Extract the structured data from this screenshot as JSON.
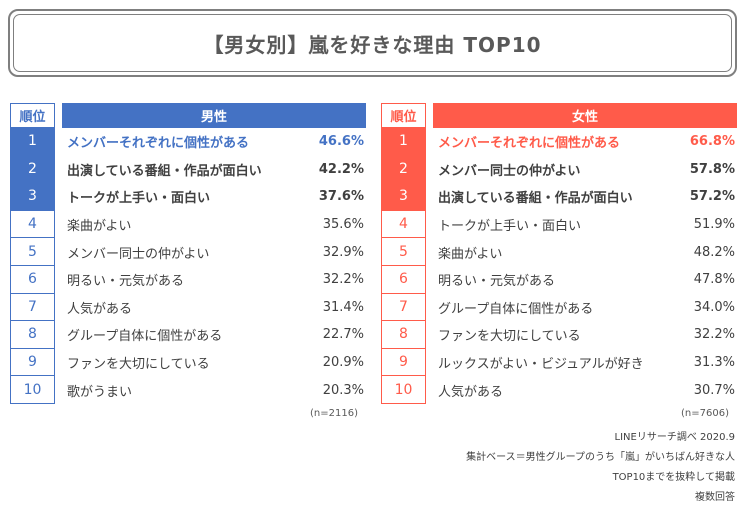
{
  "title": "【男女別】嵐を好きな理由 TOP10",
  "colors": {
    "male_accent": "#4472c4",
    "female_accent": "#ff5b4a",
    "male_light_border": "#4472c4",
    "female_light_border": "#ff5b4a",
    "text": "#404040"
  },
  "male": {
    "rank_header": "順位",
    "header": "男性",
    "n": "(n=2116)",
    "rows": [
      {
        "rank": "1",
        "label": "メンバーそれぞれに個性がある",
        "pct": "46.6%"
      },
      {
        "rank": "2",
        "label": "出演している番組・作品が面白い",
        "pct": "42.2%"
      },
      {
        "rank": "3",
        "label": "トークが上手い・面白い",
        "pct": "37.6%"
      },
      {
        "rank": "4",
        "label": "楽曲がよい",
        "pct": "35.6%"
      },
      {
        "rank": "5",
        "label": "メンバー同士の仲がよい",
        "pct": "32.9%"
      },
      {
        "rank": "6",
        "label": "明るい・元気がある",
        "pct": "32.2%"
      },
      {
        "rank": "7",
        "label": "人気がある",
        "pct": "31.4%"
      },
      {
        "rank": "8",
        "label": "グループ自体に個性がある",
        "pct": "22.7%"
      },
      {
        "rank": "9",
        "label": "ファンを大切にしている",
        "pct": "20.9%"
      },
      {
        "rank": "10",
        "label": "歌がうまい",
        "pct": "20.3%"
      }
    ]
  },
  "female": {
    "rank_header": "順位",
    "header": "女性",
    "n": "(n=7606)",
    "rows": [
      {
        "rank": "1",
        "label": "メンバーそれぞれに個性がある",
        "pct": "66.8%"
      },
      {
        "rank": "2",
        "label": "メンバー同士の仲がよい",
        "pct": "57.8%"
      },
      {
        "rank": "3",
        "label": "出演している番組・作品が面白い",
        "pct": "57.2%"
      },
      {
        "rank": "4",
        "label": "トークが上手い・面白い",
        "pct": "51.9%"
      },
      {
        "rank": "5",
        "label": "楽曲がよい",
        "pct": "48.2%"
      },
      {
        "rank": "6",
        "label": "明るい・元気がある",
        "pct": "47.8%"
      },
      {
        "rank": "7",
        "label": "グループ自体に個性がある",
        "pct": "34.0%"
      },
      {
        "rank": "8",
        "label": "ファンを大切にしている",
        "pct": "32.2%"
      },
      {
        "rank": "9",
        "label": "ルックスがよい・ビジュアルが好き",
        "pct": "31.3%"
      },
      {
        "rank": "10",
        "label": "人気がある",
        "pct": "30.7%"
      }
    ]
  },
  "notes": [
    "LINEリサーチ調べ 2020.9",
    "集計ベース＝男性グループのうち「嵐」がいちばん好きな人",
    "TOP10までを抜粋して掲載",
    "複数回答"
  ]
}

# SHORT TASK:
Repeat the data exactly in full, omitting its pictures.

# SOLUTION:
Extract the structured data from this screenshot as JSON.
{
  "title": "【男女別】嵐を好きな理由 TOP10",
  "colors": {
    "male_accent": "#4472c4",
    "female_accent": "#ff5b4a",
    "male_light_border": "#4472c4",
    "female_light_border": "#ff5b4a",
    "text": "#404040"
  },
  "male": {
    "rank_header": "順位",
    "header": "男性",
    "n": "(n=2116)",
    "rows": [
      {
        "rank": "1",
        "label": "メンバーそれぞれに個性がある",
        "pct": "46.6%"
      },
      {
        "rank": "2",
        "label": "出演している番組・作品が面白い",
        "pct": "42.2%"
      },
      {
        "rank": "3",
        "label": "トークが上手い・面白い",
        "pct": "37.6%"
      },
      {
        "rank": "4",
        "label": "楽曲がよい",
        "pct": "35.6%"
      },
      {
        "rank": "5",
        "label": "メンバー同士の仲がよい",
        "pct": "32.9%"
      },
      {
        "rank": "6",
        "label": "明るい・元気がある",
        "pct": "32.2%"
      },
      {
        "rank": "7",
        "label": "人気がある",
        "pct": "31.4%"
      },
      {
        "rank": "8",
        "label": "グループ自体に個性がある",
        "pct": "22.7%"
      },
      {
        "rank": "9",
        "label": "ファンを大切にしている",
        "pct": "20.9%"
      },
      {
        "rank": "10",
        "label": "歌がうまい",
        "pct": "20.3%"
      }
    ]
  },
  "female": {
    "rank_header": "順位",
    "header": "女性",
    "n": "(n=7606)",
    "rows": [
      {
        "rank": "1",
        "label": "メンバーそれぞれに個性がある",
        "pct": "66.8%"
      },
      {
        "rank": "2",
        "label": "メンバー同士の仲がよい",
        "pct": "57.8%"
      },
      {
        "rank": "3",
        "label": "出演している番組・作品が面白い",
        "pct": "57.2%"
      },
      {
        "rank": "4",
        "label": "トークが上手い・面白い",
        "pct": "51.9%"
      },
      {
        "rank": "5",
        "label": "楽曲がよい",
        "pct": "48.2%"
      },
      {
        "rank": "6",
        "label": "明るい・元気がある",
        "pct": "47.8%"
      },
      {
        "rank": "7",
        "label": "グループ自体に個性がある",
        "pct": "34.0%"
      },
      {
        "rank": "8",
        "label": "ファンを大切にしている",
        "pct": "32.2%"
      },
      {
        "rank": "9",
        "label": "ルックスがよい・ビジュアルが好き",
        "pct": "31.3%"
      },
      {
        "rank": "10",
        "label": "人気がある",
        "pct": "30.7%"
      }
    ]
  },
  "notes": [
    "LINEリサーチ調べ 2020.9",
    "集計ベース＝男性グループのうち「嵐」がいちばん好きな人",
    "TOP10までを抜粋して掲載",
    "複数回答"
  ]
}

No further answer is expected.